(TASK REQUIREMENTS) Scan the listing below and copy every line holding "spread".

=== RECORDS ===

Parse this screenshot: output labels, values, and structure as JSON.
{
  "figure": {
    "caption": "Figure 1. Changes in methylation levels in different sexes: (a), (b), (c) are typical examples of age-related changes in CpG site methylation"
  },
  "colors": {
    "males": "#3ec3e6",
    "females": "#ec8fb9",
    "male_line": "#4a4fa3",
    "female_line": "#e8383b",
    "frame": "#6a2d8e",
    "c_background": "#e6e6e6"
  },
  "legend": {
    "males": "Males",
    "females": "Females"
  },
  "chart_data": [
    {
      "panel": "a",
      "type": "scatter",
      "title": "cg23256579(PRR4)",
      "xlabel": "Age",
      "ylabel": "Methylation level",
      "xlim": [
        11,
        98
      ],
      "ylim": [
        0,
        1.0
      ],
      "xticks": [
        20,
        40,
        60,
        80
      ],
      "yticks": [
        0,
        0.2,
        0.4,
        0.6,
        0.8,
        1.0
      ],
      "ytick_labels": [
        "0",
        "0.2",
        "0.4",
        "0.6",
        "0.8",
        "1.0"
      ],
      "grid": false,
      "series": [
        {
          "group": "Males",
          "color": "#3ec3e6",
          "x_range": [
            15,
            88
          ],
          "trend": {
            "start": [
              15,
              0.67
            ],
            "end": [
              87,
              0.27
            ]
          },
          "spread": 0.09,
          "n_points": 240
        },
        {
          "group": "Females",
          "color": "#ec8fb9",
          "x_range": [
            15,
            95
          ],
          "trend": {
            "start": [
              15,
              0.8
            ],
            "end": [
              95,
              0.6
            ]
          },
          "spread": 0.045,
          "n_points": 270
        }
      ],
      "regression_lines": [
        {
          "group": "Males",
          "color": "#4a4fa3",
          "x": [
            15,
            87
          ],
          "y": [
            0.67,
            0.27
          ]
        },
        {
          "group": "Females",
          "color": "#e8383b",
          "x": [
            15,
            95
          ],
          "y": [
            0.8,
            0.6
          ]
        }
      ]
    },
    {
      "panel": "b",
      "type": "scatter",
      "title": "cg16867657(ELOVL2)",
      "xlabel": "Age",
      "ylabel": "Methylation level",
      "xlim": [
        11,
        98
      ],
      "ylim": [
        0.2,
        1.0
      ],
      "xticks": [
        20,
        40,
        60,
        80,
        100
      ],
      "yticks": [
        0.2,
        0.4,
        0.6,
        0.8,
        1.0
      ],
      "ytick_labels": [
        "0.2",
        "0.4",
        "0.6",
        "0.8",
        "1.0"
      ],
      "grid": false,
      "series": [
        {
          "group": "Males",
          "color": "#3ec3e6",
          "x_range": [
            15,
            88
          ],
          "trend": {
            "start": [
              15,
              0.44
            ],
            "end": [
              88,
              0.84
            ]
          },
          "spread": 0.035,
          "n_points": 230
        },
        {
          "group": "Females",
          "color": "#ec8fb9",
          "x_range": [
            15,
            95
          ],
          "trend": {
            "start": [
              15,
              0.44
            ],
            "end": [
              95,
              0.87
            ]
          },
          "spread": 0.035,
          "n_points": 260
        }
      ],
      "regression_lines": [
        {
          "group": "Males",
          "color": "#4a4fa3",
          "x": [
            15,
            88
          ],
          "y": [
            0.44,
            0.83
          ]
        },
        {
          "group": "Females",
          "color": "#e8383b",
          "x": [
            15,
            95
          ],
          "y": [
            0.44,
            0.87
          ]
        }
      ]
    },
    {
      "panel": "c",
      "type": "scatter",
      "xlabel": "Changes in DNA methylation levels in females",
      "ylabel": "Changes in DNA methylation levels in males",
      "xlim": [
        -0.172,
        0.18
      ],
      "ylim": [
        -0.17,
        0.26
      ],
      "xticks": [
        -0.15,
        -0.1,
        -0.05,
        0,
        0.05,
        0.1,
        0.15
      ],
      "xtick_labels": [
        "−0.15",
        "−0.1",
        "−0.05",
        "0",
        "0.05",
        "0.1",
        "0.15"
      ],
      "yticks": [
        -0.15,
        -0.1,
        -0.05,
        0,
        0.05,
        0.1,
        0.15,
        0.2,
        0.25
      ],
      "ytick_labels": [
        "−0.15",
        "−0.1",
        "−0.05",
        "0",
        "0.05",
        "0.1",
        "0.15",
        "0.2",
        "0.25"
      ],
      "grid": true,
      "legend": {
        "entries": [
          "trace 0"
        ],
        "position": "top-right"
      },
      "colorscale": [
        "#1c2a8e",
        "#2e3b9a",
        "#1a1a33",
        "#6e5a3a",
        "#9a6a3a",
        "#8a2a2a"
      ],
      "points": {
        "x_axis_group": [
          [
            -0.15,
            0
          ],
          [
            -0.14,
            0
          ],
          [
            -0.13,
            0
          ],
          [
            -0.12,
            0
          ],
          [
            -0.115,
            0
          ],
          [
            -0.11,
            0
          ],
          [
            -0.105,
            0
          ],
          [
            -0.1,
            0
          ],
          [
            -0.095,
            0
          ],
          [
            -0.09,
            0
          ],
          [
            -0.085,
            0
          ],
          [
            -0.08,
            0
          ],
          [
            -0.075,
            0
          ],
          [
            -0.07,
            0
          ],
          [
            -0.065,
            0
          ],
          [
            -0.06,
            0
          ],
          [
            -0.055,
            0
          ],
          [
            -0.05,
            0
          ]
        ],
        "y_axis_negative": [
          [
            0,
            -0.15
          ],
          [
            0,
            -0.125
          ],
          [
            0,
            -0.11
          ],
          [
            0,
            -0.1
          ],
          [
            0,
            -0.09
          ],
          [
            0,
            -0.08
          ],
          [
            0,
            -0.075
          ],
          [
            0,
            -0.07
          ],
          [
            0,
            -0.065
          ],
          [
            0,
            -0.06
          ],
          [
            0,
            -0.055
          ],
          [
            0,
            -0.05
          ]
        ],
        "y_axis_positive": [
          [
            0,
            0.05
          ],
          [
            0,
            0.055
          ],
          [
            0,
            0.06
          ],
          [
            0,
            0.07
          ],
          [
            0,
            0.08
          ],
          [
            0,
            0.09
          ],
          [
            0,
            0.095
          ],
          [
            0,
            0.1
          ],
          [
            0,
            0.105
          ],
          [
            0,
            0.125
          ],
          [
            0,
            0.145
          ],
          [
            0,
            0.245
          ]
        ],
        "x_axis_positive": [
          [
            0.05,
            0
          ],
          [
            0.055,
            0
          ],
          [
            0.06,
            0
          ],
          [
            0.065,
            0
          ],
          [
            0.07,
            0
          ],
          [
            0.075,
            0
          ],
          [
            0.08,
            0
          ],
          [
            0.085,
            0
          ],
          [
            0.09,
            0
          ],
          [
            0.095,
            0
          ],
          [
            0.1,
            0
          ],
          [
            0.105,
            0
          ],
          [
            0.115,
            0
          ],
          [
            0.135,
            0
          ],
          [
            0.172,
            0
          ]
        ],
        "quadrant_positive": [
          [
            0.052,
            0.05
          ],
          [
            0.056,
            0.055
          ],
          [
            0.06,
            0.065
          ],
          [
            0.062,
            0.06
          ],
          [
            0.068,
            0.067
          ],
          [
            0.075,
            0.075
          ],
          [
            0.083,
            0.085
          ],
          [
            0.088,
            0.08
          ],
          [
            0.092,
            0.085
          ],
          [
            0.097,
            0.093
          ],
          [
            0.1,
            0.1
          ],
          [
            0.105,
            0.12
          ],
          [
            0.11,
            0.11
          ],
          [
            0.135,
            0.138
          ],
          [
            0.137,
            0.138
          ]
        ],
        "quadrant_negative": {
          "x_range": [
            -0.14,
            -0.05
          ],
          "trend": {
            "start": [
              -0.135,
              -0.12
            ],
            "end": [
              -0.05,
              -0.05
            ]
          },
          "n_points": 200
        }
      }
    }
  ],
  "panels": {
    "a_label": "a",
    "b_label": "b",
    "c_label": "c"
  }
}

===

(ANSWER BELOW)
          "spread": 0.09,
          "spread": 0.045,
          "spread": 0.035,
          "spread": 0.035,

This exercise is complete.